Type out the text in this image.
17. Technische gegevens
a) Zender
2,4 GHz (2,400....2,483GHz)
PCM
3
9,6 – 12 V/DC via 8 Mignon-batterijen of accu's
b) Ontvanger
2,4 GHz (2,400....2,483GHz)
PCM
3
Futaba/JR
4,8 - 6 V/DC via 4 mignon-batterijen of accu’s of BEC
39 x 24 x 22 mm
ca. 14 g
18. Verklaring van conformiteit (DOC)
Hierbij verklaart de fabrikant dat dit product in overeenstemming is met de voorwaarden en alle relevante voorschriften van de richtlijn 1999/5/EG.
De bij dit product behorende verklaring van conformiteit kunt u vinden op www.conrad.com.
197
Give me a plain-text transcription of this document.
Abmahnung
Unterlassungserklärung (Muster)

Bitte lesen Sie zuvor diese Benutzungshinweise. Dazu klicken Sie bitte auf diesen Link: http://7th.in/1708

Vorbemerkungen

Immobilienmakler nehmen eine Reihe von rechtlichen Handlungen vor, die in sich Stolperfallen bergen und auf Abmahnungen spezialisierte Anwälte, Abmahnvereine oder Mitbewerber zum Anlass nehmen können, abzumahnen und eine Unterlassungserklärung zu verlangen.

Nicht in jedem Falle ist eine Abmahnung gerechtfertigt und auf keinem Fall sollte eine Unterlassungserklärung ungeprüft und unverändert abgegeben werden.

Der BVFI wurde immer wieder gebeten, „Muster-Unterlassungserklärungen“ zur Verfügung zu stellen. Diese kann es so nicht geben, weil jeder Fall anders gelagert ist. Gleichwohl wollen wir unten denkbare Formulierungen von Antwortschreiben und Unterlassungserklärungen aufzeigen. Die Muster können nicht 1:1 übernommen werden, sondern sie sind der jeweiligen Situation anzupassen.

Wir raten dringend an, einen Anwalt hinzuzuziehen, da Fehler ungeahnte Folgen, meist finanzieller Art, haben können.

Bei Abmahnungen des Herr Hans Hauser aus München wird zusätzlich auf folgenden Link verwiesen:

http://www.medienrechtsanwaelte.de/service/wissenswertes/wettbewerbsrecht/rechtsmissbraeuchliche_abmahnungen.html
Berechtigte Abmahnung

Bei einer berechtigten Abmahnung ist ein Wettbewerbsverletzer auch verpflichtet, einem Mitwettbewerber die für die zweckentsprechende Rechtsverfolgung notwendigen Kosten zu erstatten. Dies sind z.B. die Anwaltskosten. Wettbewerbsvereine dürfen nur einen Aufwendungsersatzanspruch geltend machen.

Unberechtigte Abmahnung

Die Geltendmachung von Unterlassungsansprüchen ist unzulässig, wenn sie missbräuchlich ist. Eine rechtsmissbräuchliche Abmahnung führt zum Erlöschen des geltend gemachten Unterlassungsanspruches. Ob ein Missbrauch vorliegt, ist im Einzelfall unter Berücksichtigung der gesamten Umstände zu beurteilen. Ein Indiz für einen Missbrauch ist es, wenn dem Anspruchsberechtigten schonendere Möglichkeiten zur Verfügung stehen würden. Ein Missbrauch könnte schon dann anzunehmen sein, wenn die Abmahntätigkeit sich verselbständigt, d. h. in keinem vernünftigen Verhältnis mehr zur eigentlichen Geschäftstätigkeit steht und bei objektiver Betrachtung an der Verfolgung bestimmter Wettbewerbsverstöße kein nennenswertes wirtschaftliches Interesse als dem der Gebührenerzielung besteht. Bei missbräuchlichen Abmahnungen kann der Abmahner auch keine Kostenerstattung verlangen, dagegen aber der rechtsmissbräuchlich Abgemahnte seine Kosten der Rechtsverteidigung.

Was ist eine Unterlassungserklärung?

Challenge -
Take every line from the data that contains the word "sind".

Output for this exercise -
Der BVFI wurde immer wieder gebeten, „Muster-Unterlassungserklärungen“ zur Verfügung zu stellen. Diese kann es so nicht geben, weil jeder Fall anders gelagert ist. Gleichwohl wollen wir unten denkbare Formulierungen von Antwortschreiben und Unterlassungserklärungen aufzeigen. Die Muster können nicht 1:1 übernommen werden, sondern sie sind der jeweiligen Situation anzupassen.
Bei einer berechtigten Abmahnung ist ein Wettbewerbsverletzer auch verpflichtet, einem Mitwettbewerber die für die zweckentsprechende Rechtsverfolgung notwendigen Kosten zu erstatten. Dies sind z.B. die Anwaltskosten. Wettbewerbsvereine dürfen nur einen Aufwendungsersatzanspruch geltend machen.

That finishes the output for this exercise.